• [Travail à faire]
a) Dans le test de Black Myth Wukong, relevez toutes les explications citées entre guillemets pour l'absence de version Xbox.
b) Poursuivez le test de Black Myth Wukong après sa dernière phrase.

• [Passage extrait]
· · ·
Zone Dubitative

Black Myth Wukong [PC]

S'il y a bien un jeu qui aura fait couler beaucoup d’encre en 2024, c’est Black Myth Wukong, et ce, pour diverses raisons. Déjà, c’est l’un des plus gros AAA chinois, ensuite, c'est aussi un showcase technique pour l’Unreal Engine 5. Le fait qu’il ait explosé des records de ventes et totalement péter le record de joueurs simultanés sur la plateforme Steam ? Ça joue également. Mais ne citer que ça, ce serait oublier les polémiques. Avec en 1er lieu, du NDA vraiment énervé avec des développeurs qui interdisent de parler de politique ou encore de féminisme (quand on sait que l’un des membres du studio a tenu des propos misogynes par le passé… pas très classe). Ensuite avec un incroyable imbroglio lié à l’absence de version Xbox. “C’est la faute de la Series S”, “Il y a des problèmes d’optimisation”, “Sony a acheté l’exclusivité”. Finalement, il semblerait que ce soit la dernière option. Cependant, avant de hurler avec la meute et d’accuser Sony de tous les maux, rappelons que ce n’est pas la première fois que le constructeur japonais contacte des développeurs afin de proposer son aide pour un portage console et que c’est une pratique légale que Microsoft pourrait utiliser également… À bon entendeur. Mais, nous nous égarons, revenons à nos moutons ou plutôt à notre singe dans le cas présent.

Car oui, Black Myth Wukong (que l’on va abréger par BMW) s’inspire du classique de la littérature chinoise qu’est “La pérégrination vers l’ouest” pour nous narrer une toute nouvelle version de l’histoire de Sun Wukong. Un personnage qui aura inspiré bien des œuvres dont la plus connue étant le Dragon Ball d'Akira Toriyama. Vendu comme un Souls like next gen, BMW a-t-il ce qu’il faut pour s’imposer dans ce domaine désormais presque saturé ? Apporte-t-il quelque chose de neuf ou se contente-t-il de singer (ah ah, oui je suis drôle) la concurrence ? C’est ce que nous allons voir lors de ce test effectué par votre serviteur sur une version PC non fournie par l’éditeur.
· · ·
• [Extrait des données]
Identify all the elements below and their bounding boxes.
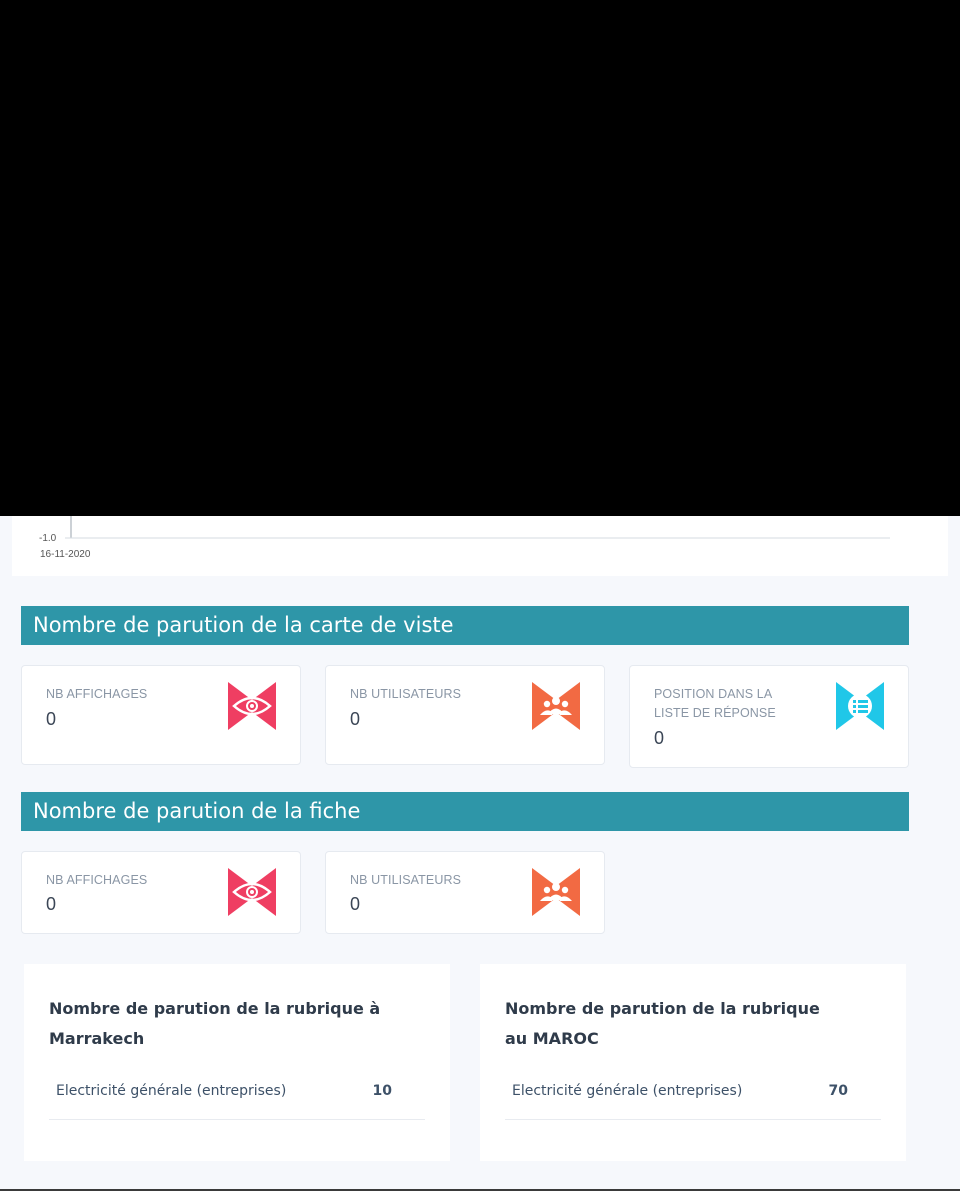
· · ·
• [Réponses aux exercices]
a)
« C'est la faute de la Series S »
« Il y a des problèmes d'optimisation »
« Sony a acheté l'exclusivité »

b)
 

C’est de toute beauté (à lire en imitant la voix d'Eric Judor dans La tour Montparnasse infernale)

Évacuons déjà tout ce qui est lié aux graphismes et à la technique afin de pouvoir se focaliser sur le reste plus tard. Oui, BMW est beau, très beau même. Nous ne sommes pas au niveau du fantastique Hellblade 2, mais ce dernier étant un jeu narratif en couloir, la comparaison serait injuste. Toujours est-il que BMW est sans doute le plus beau jeu Unreal Engine 5 actuel derrière la dernière production de Ninja Theory. Les environnements sont riches, variés, les effets visuels réussis, les textures de qualité et l’animation des personnages parfaite. Cerise sur le gâteau, le jeu gère le path tracing, une forme de ray tracing encore plus poussée. Cependant, c’est une option qui restera réservée aux détenteurs de cartes graphiques haut de gamme et donc très chères. Et pour le commun des mortels, ceux qui n’ont pas 800 euros à mettre dans un GPU ? Eh bien, il y a deux façons de voir les choses. Soit, on considère que BMW est un gouffre à ressources puisque n’importe quelle config’ milieu de gamme se retrouvera à genoux si on essaie de le faire tourner en 1080p avec des détails graphiques réglés plus haut que le niveau medium. Soit, on s’extasie sur l’efficacité des dernières technologies d’upscaling et de génération d’images, car elles permettent alors de jouer au jeu dans de bien meilleures conditions une fois activées.

La vérité se trouve quelque part entre les 2 propositions. BMW est effectivement très gourmand et espérer le faire tourner en ultra juste comme ça demandera une config’ de brute épaisse, alors que le jeu est très beau certes, mais pas non plus révolutionnaire (prouvant, une fois encore, que l’UE5 est décidément décevant en termes d’optimisation). Mais, une fois le DLSS de nVidia ou le FSR d’AMD activé et couplé au frame generation, force est de constater que le jeu peut alors très bien tourner en réglages très élevés sur une configuration milieu de gamme classique. Un constat qui prouve encore une fois l’importance de telles technologies pour le futur du jeu vidéo, que ce soit sur console ou PC d’ailleurs.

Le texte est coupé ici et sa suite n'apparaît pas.